Exercise:
Search the material for the string "ngọt" and copy each line where it occurs.

Given data:

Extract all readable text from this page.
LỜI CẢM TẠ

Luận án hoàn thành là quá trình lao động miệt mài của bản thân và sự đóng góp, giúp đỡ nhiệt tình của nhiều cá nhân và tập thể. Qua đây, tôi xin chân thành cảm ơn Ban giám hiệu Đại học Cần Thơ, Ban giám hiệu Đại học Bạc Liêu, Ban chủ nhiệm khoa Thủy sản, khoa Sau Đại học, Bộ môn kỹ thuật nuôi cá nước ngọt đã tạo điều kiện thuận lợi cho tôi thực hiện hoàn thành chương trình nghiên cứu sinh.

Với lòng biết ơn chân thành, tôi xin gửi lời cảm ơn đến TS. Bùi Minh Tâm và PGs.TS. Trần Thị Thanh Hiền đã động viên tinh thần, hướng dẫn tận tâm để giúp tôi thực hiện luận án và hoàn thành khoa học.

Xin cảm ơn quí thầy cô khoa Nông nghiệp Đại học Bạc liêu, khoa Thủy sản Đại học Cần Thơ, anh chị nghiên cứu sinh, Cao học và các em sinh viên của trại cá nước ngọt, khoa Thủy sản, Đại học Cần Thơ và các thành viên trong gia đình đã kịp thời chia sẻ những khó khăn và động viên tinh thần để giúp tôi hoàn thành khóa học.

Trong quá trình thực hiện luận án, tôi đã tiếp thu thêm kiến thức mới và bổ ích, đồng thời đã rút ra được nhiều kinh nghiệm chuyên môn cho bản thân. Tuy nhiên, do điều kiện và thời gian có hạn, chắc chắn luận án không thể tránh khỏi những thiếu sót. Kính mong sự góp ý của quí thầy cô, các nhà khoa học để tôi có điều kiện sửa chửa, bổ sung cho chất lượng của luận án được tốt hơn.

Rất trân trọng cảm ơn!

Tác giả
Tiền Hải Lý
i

Task answer:
Luận án hoàn thành là quá trình lao động miệt mài của bản thân và sự đóng góp, giúp đỡ nhiệt tình của nhiều cá nhân và tập thể. Qua đây, tôi xin chân thành cảm ơn Ban giám hiệu Đại học Cần Thơ, Ban giám hiệu Đại học Bạc Liêu, Ban chủ nhiệm khoa Thủy sản, khoa Sau Đại học, Bộ môn kỹ thuật nuôi cá nước ngọt đã tạo điều kiện thuận lợi cho tôi thực hiện hoàn thành chương trình nghiên cứu sinh.
Xin cảm ơn quí thầy cô khoa Nông nghiệp Đại học Bạc liêu, khoa Thủy sản Đại học Cần Thơ, anh chị nghiên cứu sinh, Cao học và các em sinh viên của trại cá nước ngọt, khoa Thủy sản, Đại học Cần Thơ và các thành viên trong gia đình đã kịp thời chia sẻ những khó khăn và động viên tinh thần để giúp tôi hoàn thành khóa học.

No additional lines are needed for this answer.